GOAL OF THE EXERCISE:
Every entry must be echoed exactly.

━━ MATERIAL TO PROCESS ━━

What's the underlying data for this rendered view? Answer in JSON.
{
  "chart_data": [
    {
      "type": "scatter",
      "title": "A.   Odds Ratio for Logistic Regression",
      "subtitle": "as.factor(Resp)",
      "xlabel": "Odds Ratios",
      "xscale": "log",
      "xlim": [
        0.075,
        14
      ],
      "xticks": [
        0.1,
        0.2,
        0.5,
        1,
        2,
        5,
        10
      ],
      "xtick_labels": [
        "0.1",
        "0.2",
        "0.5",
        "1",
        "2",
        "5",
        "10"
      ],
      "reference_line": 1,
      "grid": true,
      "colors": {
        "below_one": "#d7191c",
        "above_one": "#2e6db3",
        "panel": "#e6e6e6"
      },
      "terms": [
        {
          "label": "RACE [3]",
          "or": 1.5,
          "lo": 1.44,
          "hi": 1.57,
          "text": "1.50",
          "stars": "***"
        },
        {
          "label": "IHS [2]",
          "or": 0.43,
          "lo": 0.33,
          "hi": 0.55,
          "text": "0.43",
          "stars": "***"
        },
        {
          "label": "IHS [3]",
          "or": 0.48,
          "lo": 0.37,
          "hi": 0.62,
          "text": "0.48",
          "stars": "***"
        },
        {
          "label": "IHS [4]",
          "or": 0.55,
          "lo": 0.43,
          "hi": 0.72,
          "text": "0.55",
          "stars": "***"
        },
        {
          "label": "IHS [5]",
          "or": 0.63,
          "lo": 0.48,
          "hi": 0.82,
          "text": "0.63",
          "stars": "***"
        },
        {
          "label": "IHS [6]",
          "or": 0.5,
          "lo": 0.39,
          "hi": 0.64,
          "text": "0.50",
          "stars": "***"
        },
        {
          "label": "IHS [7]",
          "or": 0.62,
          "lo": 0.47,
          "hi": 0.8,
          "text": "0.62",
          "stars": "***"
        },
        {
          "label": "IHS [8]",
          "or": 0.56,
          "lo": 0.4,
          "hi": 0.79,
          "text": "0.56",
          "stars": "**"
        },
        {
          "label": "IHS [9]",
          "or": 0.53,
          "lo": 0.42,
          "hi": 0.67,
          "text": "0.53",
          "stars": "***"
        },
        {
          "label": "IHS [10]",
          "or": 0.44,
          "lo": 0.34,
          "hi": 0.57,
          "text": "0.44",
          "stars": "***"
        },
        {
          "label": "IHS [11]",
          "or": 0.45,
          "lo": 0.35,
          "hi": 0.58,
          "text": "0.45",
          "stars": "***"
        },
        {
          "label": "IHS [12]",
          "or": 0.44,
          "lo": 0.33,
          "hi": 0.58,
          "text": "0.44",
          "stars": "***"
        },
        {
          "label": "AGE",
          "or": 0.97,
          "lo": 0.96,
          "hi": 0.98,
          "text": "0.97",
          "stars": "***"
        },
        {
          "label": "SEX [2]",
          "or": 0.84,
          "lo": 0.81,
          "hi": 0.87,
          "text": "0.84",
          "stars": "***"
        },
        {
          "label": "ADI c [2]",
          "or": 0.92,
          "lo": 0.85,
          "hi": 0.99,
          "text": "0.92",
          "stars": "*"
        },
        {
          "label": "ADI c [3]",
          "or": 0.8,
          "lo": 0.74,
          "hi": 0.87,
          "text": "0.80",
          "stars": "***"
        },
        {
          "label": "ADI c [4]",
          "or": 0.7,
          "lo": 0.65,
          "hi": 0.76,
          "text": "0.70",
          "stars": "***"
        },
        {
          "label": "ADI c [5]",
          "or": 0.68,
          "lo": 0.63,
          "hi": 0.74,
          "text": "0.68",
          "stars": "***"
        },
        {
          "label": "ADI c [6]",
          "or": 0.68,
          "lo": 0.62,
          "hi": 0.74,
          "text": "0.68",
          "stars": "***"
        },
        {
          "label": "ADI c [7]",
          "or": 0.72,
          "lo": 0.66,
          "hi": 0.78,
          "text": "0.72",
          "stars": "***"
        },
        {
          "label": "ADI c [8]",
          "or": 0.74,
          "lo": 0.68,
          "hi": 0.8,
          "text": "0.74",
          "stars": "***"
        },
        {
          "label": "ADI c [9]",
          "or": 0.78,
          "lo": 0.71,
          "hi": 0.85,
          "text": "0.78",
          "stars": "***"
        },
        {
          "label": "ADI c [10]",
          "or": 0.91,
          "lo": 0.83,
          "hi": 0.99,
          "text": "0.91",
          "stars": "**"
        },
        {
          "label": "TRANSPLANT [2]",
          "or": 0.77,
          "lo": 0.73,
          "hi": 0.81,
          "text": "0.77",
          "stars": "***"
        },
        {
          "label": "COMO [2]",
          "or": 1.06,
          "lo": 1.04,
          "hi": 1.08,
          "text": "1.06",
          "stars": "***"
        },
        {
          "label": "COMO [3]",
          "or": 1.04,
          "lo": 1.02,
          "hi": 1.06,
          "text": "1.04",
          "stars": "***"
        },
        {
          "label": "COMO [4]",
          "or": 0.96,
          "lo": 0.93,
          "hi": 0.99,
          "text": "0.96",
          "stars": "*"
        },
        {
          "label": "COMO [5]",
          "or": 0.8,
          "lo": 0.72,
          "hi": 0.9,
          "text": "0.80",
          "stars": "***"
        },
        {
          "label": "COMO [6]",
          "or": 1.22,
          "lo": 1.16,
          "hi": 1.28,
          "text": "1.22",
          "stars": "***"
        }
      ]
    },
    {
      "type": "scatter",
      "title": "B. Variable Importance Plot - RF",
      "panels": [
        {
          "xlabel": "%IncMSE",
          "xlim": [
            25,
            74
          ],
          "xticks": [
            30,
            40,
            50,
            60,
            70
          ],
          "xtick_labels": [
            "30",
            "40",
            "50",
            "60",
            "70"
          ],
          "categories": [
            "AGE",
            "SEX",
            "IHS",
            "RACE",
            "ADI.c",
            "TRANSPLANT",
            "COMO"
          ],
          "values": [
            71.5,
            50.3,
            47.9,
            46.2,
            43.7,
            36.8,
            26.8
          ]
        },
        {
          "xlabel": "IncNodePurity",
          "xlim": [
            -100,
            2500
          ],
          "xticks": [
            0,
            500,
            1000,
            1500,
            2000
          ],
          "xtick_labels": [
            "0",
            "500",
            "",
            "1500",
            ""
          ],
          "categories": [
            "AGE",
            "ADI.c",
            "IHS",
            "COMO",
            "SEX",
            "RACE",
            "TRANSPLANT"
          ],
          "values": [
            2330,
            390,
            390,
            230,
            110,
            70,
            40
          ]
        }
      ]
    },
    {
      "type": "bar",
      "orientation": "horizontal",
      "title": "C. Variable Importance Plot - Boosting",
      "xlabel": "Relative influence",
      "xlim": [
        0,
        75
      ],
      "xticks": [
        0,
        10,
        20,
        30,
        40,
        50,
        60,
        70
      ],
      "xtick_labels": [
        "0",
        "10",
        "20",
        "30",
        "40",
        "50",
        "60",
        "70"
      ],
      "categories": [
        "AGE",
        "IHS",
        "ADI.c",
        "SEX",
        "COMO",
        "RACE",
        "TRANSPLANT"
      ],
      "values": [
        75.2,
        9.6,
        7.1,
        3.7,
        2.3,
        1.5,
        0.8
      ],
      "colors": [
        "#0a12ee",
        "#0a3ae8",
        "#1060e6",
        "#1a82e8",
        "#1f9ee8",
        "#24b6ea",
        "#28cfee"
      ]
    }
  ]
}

━━━

FINAL RESULT:
What's the underlying data for this rendered view? Answer in JSON.
{
  "chart_data": [
    {
      "type": "scatter",
      "title": "A.   Odds Ratio for Logistic Regression",
      "subtitle": "as.factor(Resp)",
      "xlabel": "Odds Ratios",
      "xscale": "log",
      "xlim": [
        0.075,
        14
      ],
      "xticks": [
        0.1,
        0.2,
        0.5,
        1,
        2,
        5,
        10
      ],
      "xtick_labels": [
        "0.1",
        "0.2",
        "0.5",
        "1",
        "2",
        "5",
        "10"
      ],
      "reference_line": 1,
      "grid": true,
      "colors": {
        "below_one": "#d7191c",
        "above_one": "#2e6db3",
        "panel": "#e6e6e6"
      },
      "terms": [
        {
          "label": "RACE [3]",
          "or": 1.5,
          "lo": 1.44,
          "hi": 1.57,
          "text": "1.50",
          "stars": "***"
        },
        {
          "label": "IHS [2]",
          "or": 0.43,
          "lo": 0.33,
          "hi": 0.55,
          "text": "0.43",
          "stars": "***"
        },
        {
          "label": "IHS [3]",
          "or": 0.48,
          "lo": 0.37,
          "hi": 0.62,
          "text": "0.48",
          "stars": "***"
        },
        {
          "label": "IHS [4]",
          "or": 0.55,
          "lo": 0.43,
          "hi": 0.72,
          "text": "0.55",
          "stars": "***"
        },
        {
          "label": "IHS [5]",
          "or": 0.63,
          "lo": 0.48,
          "hi": 0.82,
          "text": "0.63",
          "stars": "***"
        },
        {
          "label": "IHS [6]",
          "or": 0.5,
          "lo": 0.39,
          "hi": 0.64,
          "text": "0.50",
          "stars": "***"
        },
        {
          "label": "IHS [7]",
          "or": 0.62,
          "lo": 0.47,
          "hi": 0.8,
          "text": "0.62",
          "stars": "***"
        },
        {
          "label": "IHS [8]",
          "or": 0.56,
          "lo": 0.4,
          "hi": 0.79,
          "text": "0.56",
          "stars": "**"
        },
        {
          "label": "IHS [9]",
          "or": 0.53,
          "lo": 0.42,
          "hi": 0.67,
          "text": "0.53",
          "stars": "***"
        },
        {
          "label": "IHS [10]",
          "or": 0.44,
          "lo": 0.34,
          "hi": 0.57,
          "text": "0.44",
          "stars": "***"
        },
        {
          "label": "IHS [11]",
          "or": 0.45,
          "lo": 0.35,
          "hi": 0.58,
          "text": "0.45",
          "stars": "***"
        },
        {
          "label": "IHS [12]",
          "or": 0.44,
          "lo": 0.33,
          "hi": 0.58,
          "text": "0.44",
          "stars": "***"
        },
        {
          "label": "AGE",
          "or": 0.97,
          "lo": 0.96,
          "hi": 0.98,
          "text": "0.97",
          "stars": "***"
        },
        {
          "label": "SEX [2]",
          "or": 0.84,
          "lo": 0.81,
          "hi": 0.87,
          "text": "0.84",
          "stars": "***"
        },
        {
          "label": "ADI c [2]",
          "or": 0.92,
          "lo": 0.85,
          "hi": 0.99,
          "text": "0.92",
          "stars": "*"
        },
        {
          "label": "ADI c [3]",
          "or": 0.8,
          "lo": 0.74,
          "hi": 0.87,
          "text": "0.80",
          "stars": "***"
        },
        {
          "label": "ADI c [4]",
          "or": 0.7,
          "lo": 0.65,
          "hi": 0.76,
          "text": "0.70",
          "stars": "***"
        },
        {
          "label": "ADI c [5]",
          "or": 0.68,
          "lo": 0.63,
          "hi": 0.74,
          "text": "0.68",
          "stars": "***"
        },
        {
          "label": "ADI c [6]",
          "or": 0.68,
          "lo": 0.62,
          "hi": 0.74,
          "text": "0.68",
          "stars": "***"
        },
        {
          "label": "ADI c [7]",
          "or": 0.72,
          "lo": 0.66,
          "hi": 0.78,
          "text": "0.72",
          "stars": "***"
        },
        {
          "label": "ADI c [8]",
          "or": 0.74,
          "lo": 0.68,
          "hi": 0.8,
          "text": "0.74",
          "stars": "***"
        },
        {
          "label": "ADI c [9]",
          "or": 0.78,
          "lo": 0.71,
          "hi": 0.85,
          "text": "0.78",
          "stars": "***"
        },
        {
          "label": "ADI c [10]",
          "or": 0.91,
          "lo": 0.83,
          "hi": 0.99,
          "text": "0.91",
          "stars": "**"
        },
        {
          "label": "TRANSPLANT [2]",
          "or": 0.77,
          "lo": 0.73,
          "hi": 0.81,
          "text": "0.77",
          "stars": "***"
        },
        {
          "label": "COMO [2]",
          "or": 1.06,
          "lo": 1.04,
          "hi": 1.08,
          "text": "1.06",
          "stars": "***"
        },
        {
          "label": "COMO [3]",
          "or": 1.04,
          "lo": 1.02,
          "hi": 1.06,
          "text": "1.04",
          "stars": "***"
        },
        {
          "label": "COMO [4]",
          "or": 0.96,
          "lo": 0.93,
          "hi": 0.99,
          "text": "0.96",
          "stars": "*"
        },
        {
          "label": "COMO [5]",
          "or": 0.8,
          "lo": 0.72,
          "hi": 0.9,
          "text": "0.80",
          "stars": "***"
        },
        {
          "label": "COMO [6]",
          "or": 1.22,
          "lo": 1.16,
          "hi": 1.28,
          "text": "1.22",
          "stars": "***"
        }
      ]
    },
    {
      "type": "scatter",
      "title": "B. Variable Importance Plot - RF",
      "panels": [
        {
          "xlabel": "%IncMSE",
          "xlim": [
            25,
            74
          ],
          "xticks": [
            30,
            40,
            50,
            60,
            70
          ],
          "xtick_labels": [
            "30",
            "40",
            "50",
            "60",
            "70"
          ],
          "categories": [
            "AGE",
            "SEX",
            "IHS",
            "RACE",
            "ADI.c",
            "TRANSPLANT",
            "COMO"
          ],
          "values": [
            71.5,
            50.3,
            47.9,
            46.2,
            43.7,
            36.8,
            26.8
          ]
        },
        {
          "xlabel": "IncNodePurity",
          "xlim": [
            -100,
            2500
          ],
          "xticks": [
            0,
            500,
            1000,
            1500,
            2000
          ],
          "xtick_labels": [
            "0",
            "500",
            "",
            "1500",
            ""
          ],
          "categories": [
            "AGE",
            "ADI.c",
            "IHS",
            "COMO",
            "SEX",
            "RACE",
            "TRANSPLANT"
          ],
          "values": [
            2330,
            390,
            390,
            230,
            110,
            70,
            40
          ]
        }
      ]
    },
    {
      "type": "bar",
      "orientation": "horizontal",
      "title": "C. Variable Importance Plot - Boosting",
      "xlabel": "Relative influence",
      "xlim": [
        0,
        75
      ],
      "xticks": [
        0,
        10,
        20,
        30,
        40,
        50,
        60,
        70
      ],
      "xtick_labels": [
        "0",
        "10",
        "20",
        "30",
        "40",
        "50",
        "60",
        "70"
      ],
      "categories": [
        "AGE",
        "IHS",
        "ADI.c",
        "SEX",
        "COMO",
        "RACE",
        "TRANSPLANT"
      ],
      "values": [
        75.2,
        9.6,
        7.1,
        3.7,
        2.3,
        1.5,
        0.8
      ],
      "colors": [
        "#0a12ee",
        "#0a3ae8",
        "#1060e6",
        "#1a82e8",
        "#1f9ee8",
        "#24b6ea",
        "#28cfee"
      ]
    }
  ]
}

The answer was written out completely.